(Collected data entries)
━━━━━━━━━━

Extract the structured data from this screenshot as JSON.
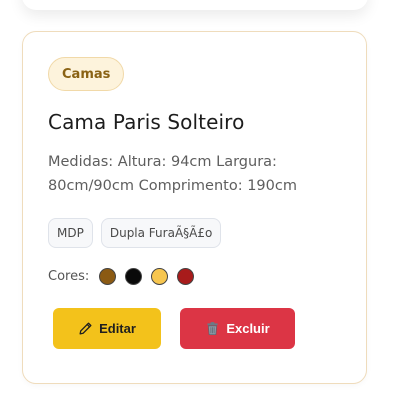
{
  "product": {
    "category": "Camas",
    "title": "Cama Paris Solteiro",
    "description": "Medidas: Altura: 94cm Largura: 80cm/90cm Comprimento: 190cm",
    "tags": [
      "MDP",
      "Dupla FuraÃ§Ã£o"
    ],
    "colors_label": "Cores:",
    "colors": [
      "#8b5a13",
      "#0a0a0a",
      "#f7c64f",
      "#a81b1b"
    ]
  },
  "actions": {
    "edit_label": "Editar",
    "edit_icon": "pencil-icon",
    "delete_label": "Excluir",
    "delete_icon": "trash-icon"
  },
  "theme": {
    "edit_color": "#f3c21b",
    "delete_color": "#dc3545",
    "category_bg": "#fdf3dc",
    "category_text": "#8a6214"
  }
}
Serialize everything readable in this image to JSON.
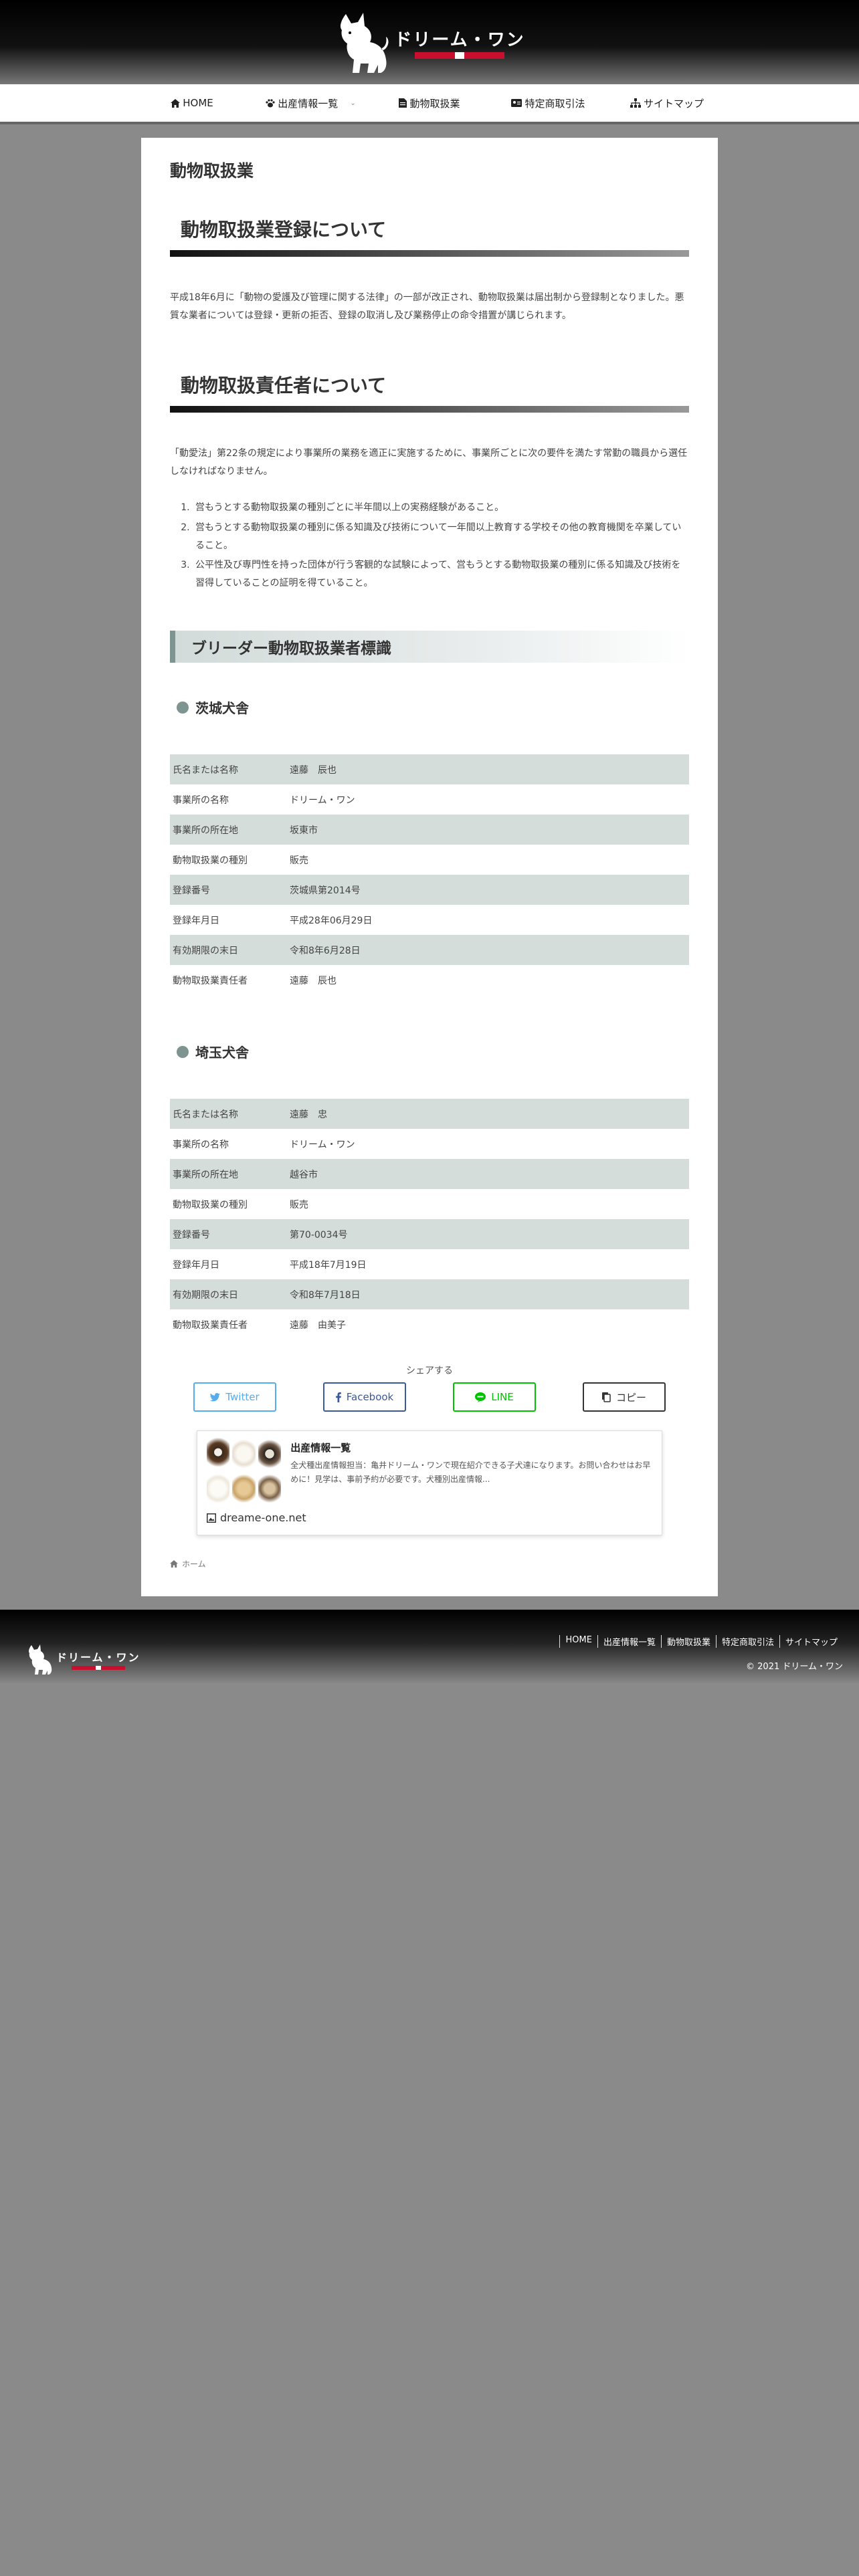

━━━━━━━━━━

• [Task to carry out] Word for word, quote the full listing, omitting every picture.

• [Written solution]
Extract the structured data from this screenshot as JSON.
{
  "product": {
    "category": "Camas",
    "title": "Cama Paris Solteiro",
    "description": "Medidas: Altura: 94cm Largura: 80cm/90cm Comprimento: 190cm",
    "tags": [
      "MDP",
      "Dupla FuraÃ§Ã£o"
    ],
    "colors_label": "Cores:",
    "colors": [
      "#8b5a13",
      "#0a0a0a",
      "#f7c64f",
      "#a81b1b"
    ]
  },
  "actions": {
    "edit_label": "Editar",
    "edit_icon": "pencil-icon",
    "delete_label": "Excluir",
    "delete_icon": "trash-icon"
  },
  "theme": {
    "edit_color": "#f3c21b",
    "delete_color": "#dc3545",
    "category_bg": "#fdf3dc",
    "category_text": "#8a6214"
  }
}
Serialize everything readable in this image to JSON.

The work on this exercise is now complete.